The records.
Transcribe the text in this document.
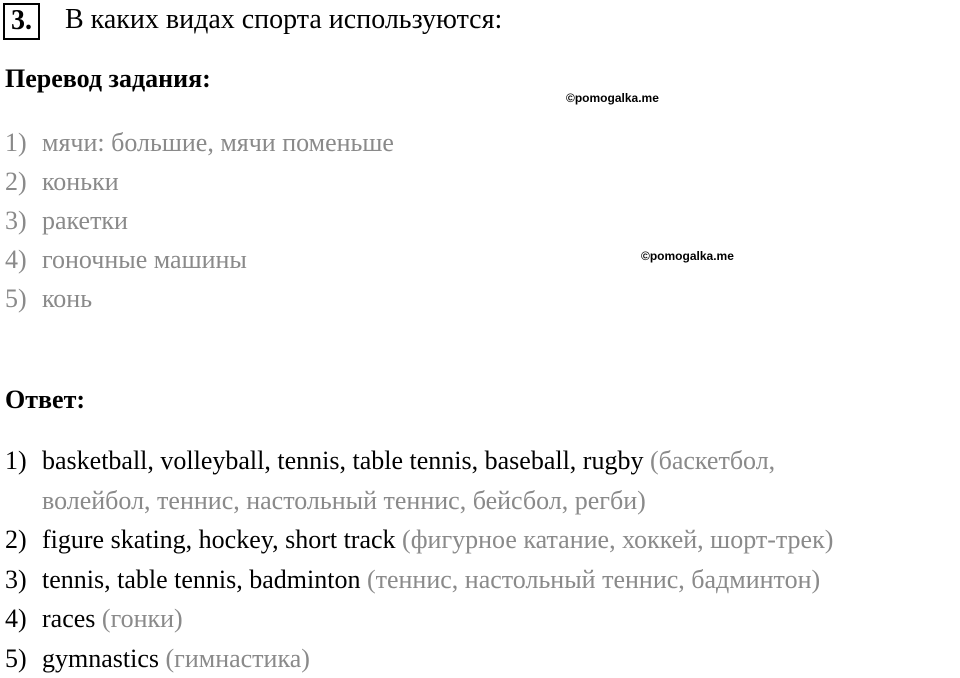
3. В каких видах спорта используются:
Перевод задания:
©pomogalka.me
©pomogalka.me
1) мячи: большие, мячи поменьше
2) коньки
3) ракетки
4) гоночные машины
5) конь
Ответ:
1) basketball, volleyball, tennis, table tennis, baseball, rugby (баскетбол,
волейбол, теннис, настольный теннис, бейсбол, регби)
2) figure skating, hockey, short track (фигурное катание, хоккей, шорт-трек)
3) tennis, table tennis, badminton (теннис, настольный теннис, бадминтон)
4) races (гонки)
5) gymnastics (гимнастика)
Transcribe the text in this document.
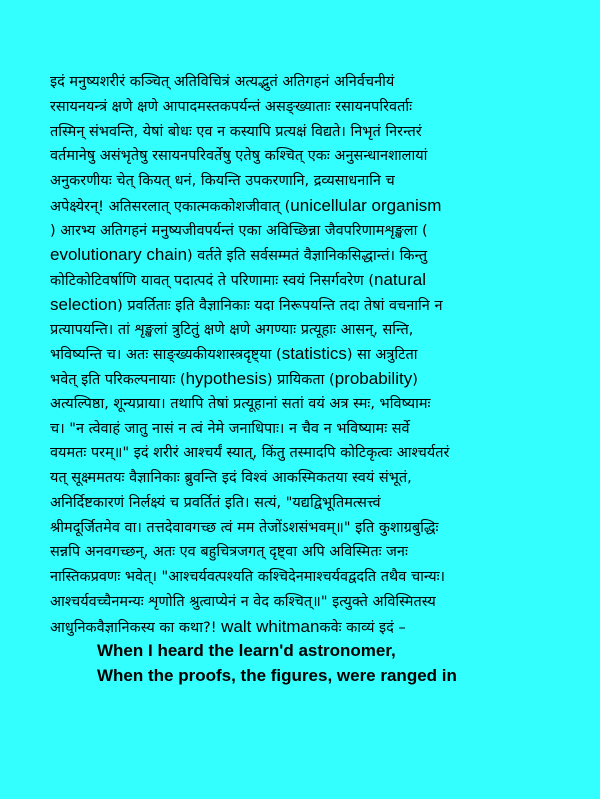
इदं मनुष्यशरीरं कञ्चित् अतिविचित्रं अत्यद्भुतं अतिगहनं अनिर्वचनीयं
रसायनयन्त्रं क्षणे क्षणे आपादमस्तकपर्यन्तं असङ्ख्याताः रसायनपरिवर्ताः
तस्मिन् संभवन्ति, येषां बोधः एव न कस्यापि प्रत्यक्षं विद्यते। निभृतं निरन्तरं
वर्तमानेषु असंभृतेषु रसायनपरिवर्तेषु एतेषु कश्चित् एकः अनुसन्धानशालायां
अनुकरणीयः चेत् कियत् धनं, कियन्ति उपकरणानि, द्रव्यसाधनानि च
अपेक्ष्येरन्! अतिसरलात् एकात्मककोशजीवात् (unicellular organism
) आरभ्य अतिगहनं मनुष्यजीवपर्यन्तं एका अविच्छिन्ना जैवपरिणामशृङ्खला (
evolutionary chain) वर्तते इति सर्वसम्मतं वैज्ञानिकसिद्धान्तं। किन्तु
कोटिकोटिवर्षाणि यावत् पदात्पदं ते परिणामाः स्वयं निसर्गवरेण (natural
selection) प्रवर्तिताः इति वैज्ञानिकाः यदा निरूपयन्ति तदा तेषां वचनानि न
प्रत्यापयन्ति। तां शृङ्खलां त्रुटितुं क्षणे क्षणे अगण्याः प्रत्यूहाः आसन्, सन्ति,
भविष्यन्ति च। अतः साङ्ख्यकीयशास्त्रदृष्ट्या (statistics) सा अत्रुटिता
भवेत् इति परिकल्पनायाः (hypothesis) प्रायिकता (probability)
अत्यल्पिष्ठा, शून्यप्राया। तथापि तेषां प्रत्यूहानां सतां वयं अत्र स्मः, भविष्यामः
च। "न त्वेवाहं जातु नासं न त्वं नेमे जनाधिपाः। न चैव न भविष्यामः सर्वे
वयमतः परम्॥" इदं शरीरं आश्चर्यं स्यात्, किंतु तस्मादपि कोटिकृत्वः आश्चर्यतरं
यत् सूक्ष्ममतयः वैज्ञानिकाः ब्रुवन्ति इदं विश्वं आकस्मिकतया स्वयं संभूतं,
अनिर्दिष्टकारणं निर्लक्ष्यं च प्रवर्तितं इति। सत्यं, "यद्यद्विभूतिमत्सत्त्वं
श्रीमदूर्जितमेव वा। तत्तदेवावगच्छ त्वं मम तेजोंऽशसंभवम्॥" इति कुशाग्रबुद्धिः
सन्नपि अनवगच्छन्, अतः एव बहुचित्रजगत् दृष्ट्वा अपि अविस्मितः जनः
नास्तिकप्रवणः भवेत्। "आश्चर्यवत्पश्यति कश्चिदेनमाश्चर्यवद्वदति तथैव चान्यः।
आश्चर्यवच्चैनमन्यः शृणोति श्रुत्वाप्येनं न वेद कश्चित्॥" इत्युक्ते अविस्मितस्य
आधुनिकवैज्ञानिकस्य का कथा?! walt whitmanकवेः काव्यं इदं –
When I heard the learn'd astronomer,
When the proofs, the figures, were ranged in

Written request. Could you reproduce every record above exactly, leaving out the pictures?

In response.
Transcribe the text in this document.
3. В каких видах спорта используются:
Перевод задания:
©pomogalka.me
©pomogalka.me
1) мячи: большие, мячи поменьше
2) коньки
3) ракетки
4) гоночные машины
5) конь
Ответ:
1) basketball, volleyball, tennis, table tennis, baseball, rugby (баскетбол,
волейбол, теннис, настольный теннис, бейсбол, регби)
2) figure skating, hockey, short track (фигурное катание, хоккей, шорт-трек)
3) tennis, table tennis, badminton (теннис, настольный теннис, бадминтон)
4) races (гонки)
5) gymnastics (гимнастика)
Transcribe the text in this document.
इदं मनुष्यशरीरं कञ्चित् अतिविचित्रं अत्यद्भुतं अतिगहनं अनिर्वचनीयं
रसायनयन्त्रं क्षणे क्षणे आपादमस्तकपर्यन्तं असङ्ख्याताः रसायनपरिवर्ताः
तस्मिन् संभवन्ति, येषां बोधः एव न कस्यापि प्रत्यक्षं विद्यते। निभृतं निरन्तरं
वर्तमानेषु असंभृतेषु रसायनपरिवर्तेषु एतेषु कश्चित् एकः अनुसन्धानशालायां
अनुकरणीयः चेत् कियत् धनं, कियन्ति उपकरणानि, द्रव्यसाधनानि च
अपेक्ष्येरन्! अतिसरलात् एकात्मककोशजीवात् (unicellular organism
) आरभ्य अतिगहनं मनुष्यजीवपर्यन्तं एका अविच्छिन्ना जैवपरिणामशृङ्खला (
evolutionary chain) वर्तते इति सर्वसम्मतं वैज्ञानिकसिद्धान्तं। किन्तु
कोटिकोटिवर्षाणि यावत् पदात्पदं ते परिणामाः स्वयं निसर्गवरेण (natural
selection) प्रवर्तिताः इति वैज्ञानिकाः यदा निरूपयन्ति तदा तेषां वचनानि न
प्रत्यापयन्ति। तां शृङ्खलां त्रुटितुं क्षणे क्षणे अगण्याः प्रत्यूहाः आसन्, सन्ति,
भविष्यन्ति च। अतः साङ्ख्यकीयशास्त्रदृष्ट्या (statistics) सा अत्रुटिता
भवेत् इति परिकल्पनायाः (hypothesis) प्रायिकता (probability)
अत्यल्पिष्ठा, शून्यप्राया। तथापि तेषां प्रत्यूहानां सतां वयं अत्र स्मः, भविष्यामः
च। "न त्वेवाहं जातु नासं न त्वं नेमे जनाधिपाः। न चैव न भविष्यामः सर्वे
वयमतः परम्॥" इदं शरीरं आश्चर्यं स्यात्, किंतु तस्मादपि कोटिकृत्वः आश्चर्यतरं
यत् सूक्ष्ममतयः वैज्ञानिकाः ब्रुवन्ति इदं विश्वं आकस्मिकतया स्वयं संभूतं,
अनिर्दिष्टकारणं निर्लक्ष्यं च प्रवर्तितं इति। सत्यं, "यद्यद्विभूतिमत्सत्त्वं
श्रीमदूर्जितमेव वा। तत्तदेवावगच्छ त्वं मम तेजोंऽशसंभवम्॥" इति कुशाग्रबुद्धिः
सन्नपि अनवगच्छन्, अतः एव बहुचित्रजगत् दृष्ट्वा अपि अविस्मितः जनः
नास्तिकप्रवणः भवेत्। "आश्चर्यवत्पश्यति कश्चिदेनमाश्चर्यवद्वदति तथैव चान्यः।
आश्चर्यवच्चैनमन्यः शृणोति श्रुत्वाप्येनं न वेद कश्चित्॥" इत्युक्ते अविस्मितस्य
आधुनिकवैज्ञानिकस्य का कथा?! walt whitmanकवेः काव्यं इदं –
When I heard the learn'd astronomer,
When the proofs, the figures, were ranged in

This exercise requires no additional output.